Copy out every line in which the string "tárgyalást" occurs.

· · · · · · ·

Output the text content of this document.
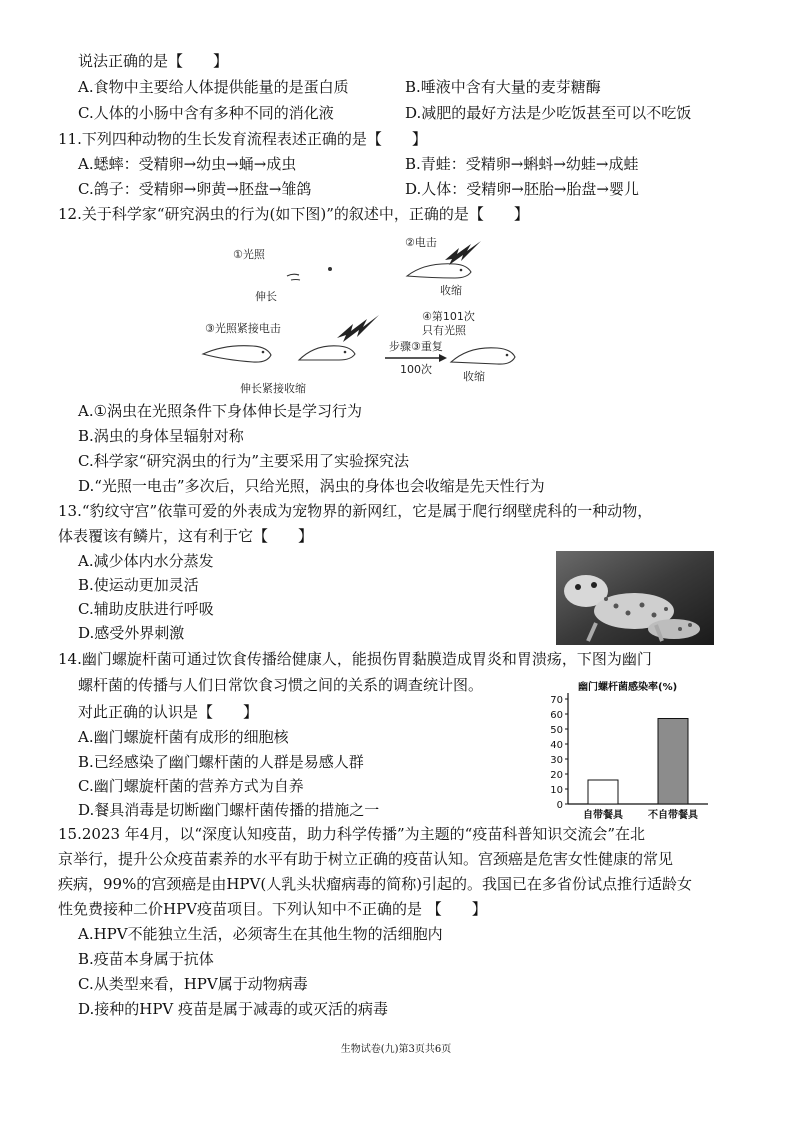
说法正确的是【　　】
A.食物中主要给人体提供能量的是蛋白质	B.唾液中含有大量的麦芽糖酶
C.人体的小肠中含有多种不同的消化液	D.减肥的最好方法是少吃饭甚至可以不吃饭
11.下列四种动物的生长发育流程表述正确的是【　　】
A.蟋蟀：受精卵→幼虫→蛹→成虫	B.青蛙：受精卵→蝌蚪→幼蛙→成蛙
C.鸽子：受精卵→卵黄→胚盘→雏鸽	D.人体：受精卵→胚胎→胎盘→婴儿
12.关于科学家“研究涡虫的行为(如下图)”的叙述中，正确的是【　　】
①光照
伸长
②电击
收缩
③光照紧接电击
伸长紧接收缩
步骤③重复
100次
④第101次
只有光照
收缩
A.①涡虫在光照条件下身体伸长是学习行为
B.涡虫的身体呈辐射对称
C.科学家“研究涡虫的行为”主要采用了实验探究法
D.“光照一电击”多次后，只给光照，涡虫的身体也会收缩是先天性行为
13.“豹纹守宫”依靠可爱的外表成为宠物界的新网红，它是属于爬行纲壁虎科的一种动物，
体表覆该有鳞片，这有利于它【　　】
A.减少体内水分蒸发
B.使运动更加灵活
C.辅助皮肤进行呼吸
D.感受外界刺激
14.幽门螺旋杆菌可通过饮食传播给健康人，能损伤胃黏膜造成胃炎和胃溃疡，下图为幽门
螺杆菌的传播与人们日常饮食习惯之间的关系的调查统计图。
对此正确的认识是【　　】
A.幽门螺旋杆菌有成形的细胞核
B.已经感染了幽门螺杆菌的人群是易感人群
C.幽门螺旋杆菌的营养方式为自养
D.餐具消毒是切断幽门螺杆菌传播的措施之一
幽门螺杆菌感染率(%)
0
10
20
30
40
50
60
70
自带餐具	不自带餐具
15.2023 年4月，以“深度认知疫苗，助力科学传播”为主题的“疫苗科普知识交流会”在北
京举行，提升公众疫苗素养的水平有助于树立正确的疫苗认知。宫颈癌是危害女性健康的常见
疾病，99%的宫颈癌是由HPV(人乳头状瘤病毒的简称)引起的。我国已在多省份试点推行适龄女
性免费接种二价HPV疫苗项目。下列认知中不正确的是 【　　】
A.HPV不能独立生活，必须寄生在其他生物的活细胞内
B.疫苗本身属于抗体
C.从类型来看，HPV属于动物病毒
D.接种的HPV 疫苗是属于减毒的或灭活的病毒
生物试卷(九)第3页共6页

· · · · · · ·

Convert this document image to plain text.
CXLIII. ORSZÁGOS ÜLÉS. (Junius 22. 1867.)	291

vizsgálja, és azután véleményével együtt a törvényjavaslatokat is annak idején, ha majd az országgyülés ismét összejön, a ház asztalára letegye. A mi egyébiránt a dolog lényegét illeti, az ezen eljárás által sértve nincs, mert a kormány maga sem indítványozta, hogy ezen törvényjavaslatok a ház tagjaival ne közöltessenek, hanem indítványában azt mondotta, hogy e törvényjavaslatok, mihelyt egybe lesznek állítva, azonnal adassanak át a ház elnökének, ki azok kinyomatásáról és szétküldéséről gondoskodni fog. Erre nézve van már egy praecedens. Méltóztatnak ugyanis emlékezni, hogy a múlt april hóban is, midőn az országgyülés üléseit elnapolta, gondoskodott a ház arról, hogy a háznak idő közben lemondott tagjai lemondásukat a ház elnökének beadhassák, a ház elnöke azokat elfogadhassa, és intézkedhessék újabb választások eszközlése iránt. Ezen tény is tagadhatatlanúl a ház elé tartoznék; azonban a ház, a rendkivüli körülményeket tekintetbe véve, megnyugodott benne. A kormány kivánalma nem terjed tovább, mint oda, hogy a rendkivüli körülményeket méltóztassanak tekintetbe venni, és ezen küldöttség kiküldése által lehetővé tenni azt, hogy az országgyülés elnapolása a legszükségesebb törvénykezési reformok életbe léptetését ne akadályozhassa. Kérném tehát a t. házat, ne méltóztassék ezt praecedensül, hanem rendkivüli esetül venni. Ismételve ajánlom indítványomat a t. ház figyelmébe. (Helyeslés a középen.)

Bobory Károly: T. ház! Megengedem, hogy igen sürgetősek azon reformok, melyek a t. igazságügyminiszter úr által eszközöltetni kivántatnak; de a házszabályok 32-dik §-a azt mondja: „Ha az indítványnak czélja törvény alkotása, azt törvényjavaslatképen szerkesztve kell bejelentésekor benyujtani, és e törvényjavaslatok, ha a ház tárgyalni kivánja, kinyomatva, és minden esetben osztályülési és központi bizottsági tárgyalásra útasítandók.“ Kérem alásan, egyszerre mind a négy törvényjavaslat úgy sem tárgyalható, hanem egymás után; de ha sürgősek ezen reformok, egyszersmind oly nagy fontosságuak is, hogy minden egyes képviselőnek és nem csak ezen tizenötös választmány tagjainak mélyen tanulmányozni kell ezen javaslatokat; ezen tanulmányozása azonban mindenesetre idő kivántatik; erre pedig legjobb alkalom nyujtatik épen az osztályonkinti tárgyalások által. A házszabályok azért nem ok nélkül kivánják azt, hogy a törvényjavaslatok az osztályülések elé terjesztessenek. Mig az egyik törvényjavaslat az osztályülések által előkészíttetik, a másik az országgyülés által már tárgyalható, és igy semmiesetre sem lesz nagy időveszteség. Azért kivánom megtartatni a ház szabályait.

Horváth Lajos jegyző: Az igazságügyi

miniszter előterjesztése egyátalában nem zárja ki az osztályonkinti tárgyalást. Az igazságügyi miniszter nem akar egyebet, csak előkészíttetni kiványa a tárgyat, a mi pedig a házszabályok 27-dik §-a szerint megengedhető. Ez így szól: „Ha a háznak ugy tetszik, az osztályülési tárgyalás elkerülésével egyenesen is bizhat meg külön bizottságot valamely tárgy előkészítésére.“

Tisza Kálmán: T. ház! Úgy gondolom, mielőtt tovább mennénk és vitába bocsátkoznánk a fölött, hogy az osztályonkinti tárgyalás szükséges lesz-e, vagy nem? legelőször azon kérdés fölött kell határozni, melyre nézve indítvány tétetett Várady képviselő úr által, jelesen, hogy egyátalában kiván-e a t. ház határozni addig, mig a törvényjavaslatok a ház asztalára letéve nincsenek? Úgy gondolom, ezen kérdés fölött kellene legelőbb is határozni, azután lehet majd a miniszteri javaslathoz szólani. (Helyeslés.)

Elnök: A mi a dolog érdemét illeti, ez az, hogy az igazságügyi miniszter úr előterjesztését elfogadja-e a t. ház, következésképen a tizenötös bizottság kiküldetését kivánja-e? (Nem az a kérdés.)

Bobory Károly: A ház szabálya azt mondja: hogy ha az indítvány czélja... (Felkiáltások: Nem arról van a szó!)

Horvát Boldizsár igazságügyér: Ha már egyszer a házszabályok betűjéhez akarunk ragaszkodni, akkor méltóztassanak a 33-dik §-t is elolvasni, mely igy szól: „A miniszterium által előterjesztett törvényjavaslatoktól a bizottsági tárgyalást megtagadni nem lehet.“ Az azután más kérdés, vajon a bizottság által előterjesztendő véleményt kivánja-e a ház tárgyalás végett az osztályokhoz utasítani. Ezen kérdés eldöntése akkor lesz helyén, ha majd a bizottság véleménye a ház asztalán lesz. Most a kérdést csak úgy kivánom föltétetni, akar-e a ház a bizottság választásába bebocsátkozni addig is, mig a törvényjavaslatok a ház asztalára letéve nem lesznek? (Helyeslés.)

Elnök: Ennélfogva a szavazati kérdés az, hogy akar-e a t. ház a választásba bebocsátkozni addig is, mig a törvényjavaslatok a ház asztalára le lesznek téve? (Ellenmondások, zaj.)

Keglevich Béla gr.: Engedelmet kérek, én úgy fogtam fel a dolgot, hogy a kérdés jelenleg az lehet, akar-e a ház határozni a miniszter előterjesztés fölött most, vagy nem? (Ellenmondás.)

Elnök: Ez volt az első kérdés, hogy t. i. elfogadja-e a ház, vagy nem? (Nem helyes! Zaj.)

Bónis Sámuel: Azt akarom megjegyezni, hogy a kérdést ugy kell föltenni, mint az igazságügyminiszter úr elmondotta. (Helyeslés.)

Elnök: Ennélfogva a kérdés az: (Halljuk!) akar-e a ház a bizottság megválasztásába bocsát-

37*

· · · · · · ·

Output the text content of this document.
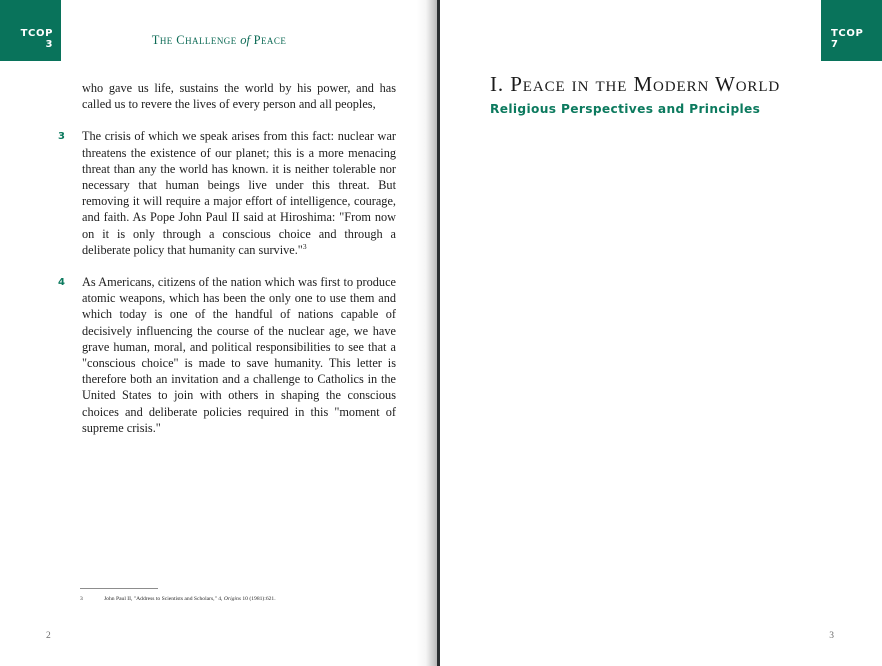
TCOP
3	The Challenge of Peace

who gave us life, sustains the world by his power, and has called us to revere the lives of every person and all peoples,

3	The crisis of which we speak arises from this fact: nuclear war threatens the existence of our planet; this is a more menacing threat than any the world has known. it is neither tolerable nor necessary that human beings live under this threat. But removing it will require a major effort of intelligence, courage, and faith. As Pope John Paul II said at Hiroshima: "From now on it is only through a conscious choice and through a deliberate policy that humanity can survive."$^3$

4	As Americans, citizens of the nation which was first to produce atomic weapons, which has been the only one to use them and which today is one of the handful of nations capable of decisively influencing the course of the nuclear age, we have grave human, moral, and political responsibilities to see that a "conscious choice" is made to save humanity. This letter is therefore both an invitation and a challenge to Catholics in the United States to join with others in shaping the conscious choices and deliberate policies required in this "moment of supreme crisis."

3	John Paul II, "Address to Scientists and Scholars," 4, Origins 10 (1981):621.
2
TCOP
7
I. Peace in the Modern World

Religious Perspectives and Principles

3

· · · · · · ·

TASK RESULT:
miniszter előterjesztése egyátalában nem zárja ki az osztályonkinti tárgyalást. Az igazságügyi miniszter nem akar egyebet, csak előkészíttetni kiványa a tárgyat, a mi pedig a házszabályok 27-dik §-a szerint megengedhető. Ez így szól: „Ha a háznak ugy tetszik, az osztályülési tárgyalás elkerülésével egyenesen is bizhat meg külön bizottságot valamely tárgy előkészítésére.“
Horvát Boldizsár igazságügyér: Ha már egyszer a házszabályok betűjéhez akarunk ragaszkodni, akkor méltóztassanak a 33-dik §-t is elolvasni, mely igy szól: „A miniszterium által előterjesztett törvényjavaslatoktól a bizottsági tárgyalást megtagadni nem lehet.“ Az azután más kérdés, vajon a bizottság által előterjesztendő véleményt kivánja-e a ház tárgyalás végett az osztályokhoz utasítani. Ezen kérdés eldöntése akkor lesz helyén, ha majd a bizottság véleménye a ház asztalán lesz. Most a kérdést csak úgy kivánom föltétetni, akar-e a ház a bizottság választásába bebocsátkozni addig is, mig a törvényjavaslatok a ház asztalára letéve nem lesznek? (Helyeslés.)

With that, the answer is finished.